- _Short task_
Reproduce each line of the material precisely.

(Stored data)
========================================
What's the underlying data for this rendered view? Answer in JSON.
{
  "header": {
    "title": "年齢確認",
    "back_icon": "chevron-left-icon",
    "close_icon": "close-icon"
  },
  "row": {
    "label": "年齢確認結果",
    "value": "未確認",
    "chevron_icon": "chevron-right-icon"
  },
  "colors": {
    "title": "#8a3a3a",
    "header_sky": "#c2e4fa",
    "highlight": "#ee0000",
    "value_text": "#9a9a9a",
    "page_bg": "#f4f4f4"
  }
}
========================================
- _Expected answer_
What's the underlying data for this rendered view? Answer in JSON.
{
  "header": {
    "title": "年齢確認",
    "back_icon": "chevron-left-icon",
    "close_icon": "close-icon"
  },
  "row": {
    "label": "年齢確認結果",
    "value": "未確認",
    "chevron_icon": "chevron-right-icon"
  },
  "colors": {
    "title": "#8a3a3a",
    "header_sky": "#c2e4fa",
    "highlight": "#ee0000",
    "value_text": "#9a9a9a",
    "page_bg": "#f4f4f4"
  }
}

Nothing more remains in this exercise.